» The problem:
Find the word "guzel" in the records below. List each line containing it.

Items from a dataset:
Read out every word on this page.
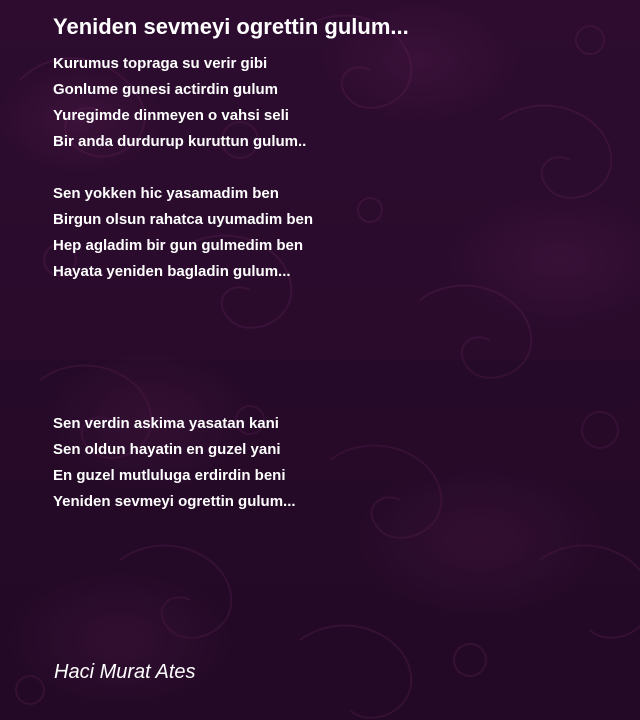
Yeniden sevmeyi ogrettin gulum...
Kurumus topraga su verir gibi
Gonlume gunesi actirdin gulum
Yuregimde dinmeyen o vahsi seli
Bir anda durdurup kuruttun gulum..
Sen yokken hic yasamadim ben
Birgun olsun rahatca uyumadim ben
Hep agladim bir gun gulmedim ben
Hayata yeniden bagladin gulum...
Sen verdin askima yasatan kani
Sen oldun hayatin en guzel yani
En guzel mutluluga erdirdin beni
Yeniden sevmeyi ogrettin gulum...
Haci Murat Ates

» Exercise result:
Sen oldun hayatin en guzel yani
En guzel mutluluga erdirdin beni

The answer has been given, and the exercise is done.